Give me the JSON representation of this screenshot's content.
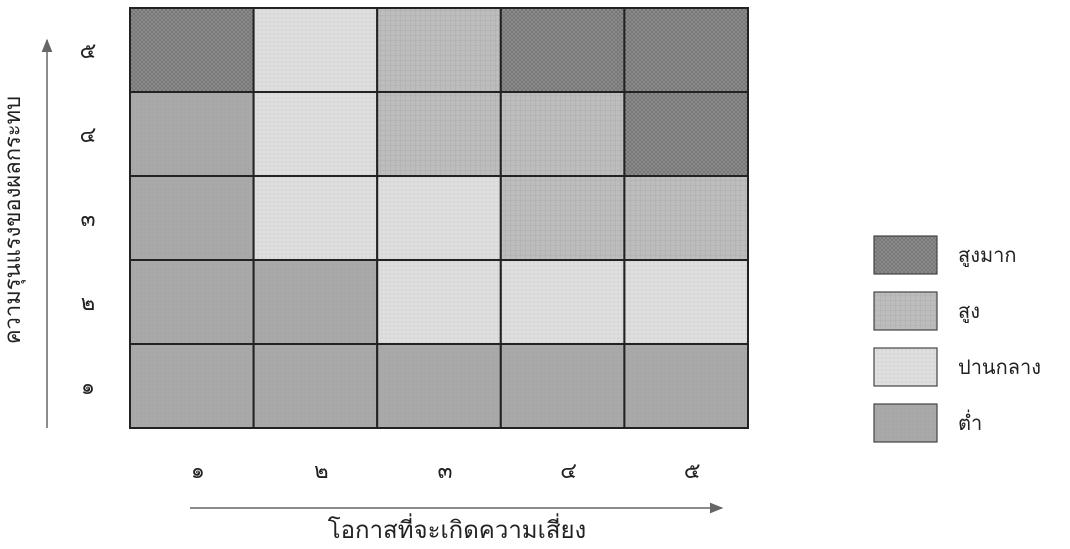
{
  "chart_data": {
    "type": "heatmap",
    "title": "",
    "xlabel": "โอกาสที่จะเกิดความเสี่ยง",
    "ylabel": "ความรุนแรงของผลกระทบ",
    "x_categories": [
      "๑",
      "๒",
      "๓",
      "๔",
      "๕"
    ],
    "y_categories": [
      "๑",
      "๒",
      "๓",
      "๔",
      "๕"
    ],
    "levels": [
      {
        "key": "very_high",
        "label": "สูงมาก",
        "color": "#8e8e8e",
        "pattern": "crosshatch"
      },
      {
        "key": "high",
        "label": "สูง",
        "color": "#bdbdbd",
        "pattern": "grid"
      },
      {
        "key": "medium",
        "label": "ปานกลาง",
        "color": "#dcdcdc",
        "pattern": "dots"
      },
      {
        "key": "low",
        "label": "ต่ำ",
        "color": "#a8a8a8",
        "pattern": "plain"
      }
    ],
    "matrix_rows_top_to_bottom": [
      [
        "very_high",
        "medium",
        "high",
        "very_high",
        "very_high"
      ],
      [
        "low",
        "medium",
        "high",
        "high",
        "very_high"
      ],
      [
        "low",
        "medium",
        "medium",
        "high",
        "high"
      ],
      [
        "low",
        "low",
        "medium",
        "medium",
        "medium"
      ],
      [
        "low",
        "low",
        "low",
        "low",
        "low"
      ]
    ],
    "legend_position": "right"
  }
}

▸ **Task requirements**: Find each line that has the word "color", then copy it out.

▸ **Expected answer**:
        "color": "#8e8e8e",
        "color": "#bdbdbd",
        "color": "#dcdcdc",
        "color": "#a8a8a8",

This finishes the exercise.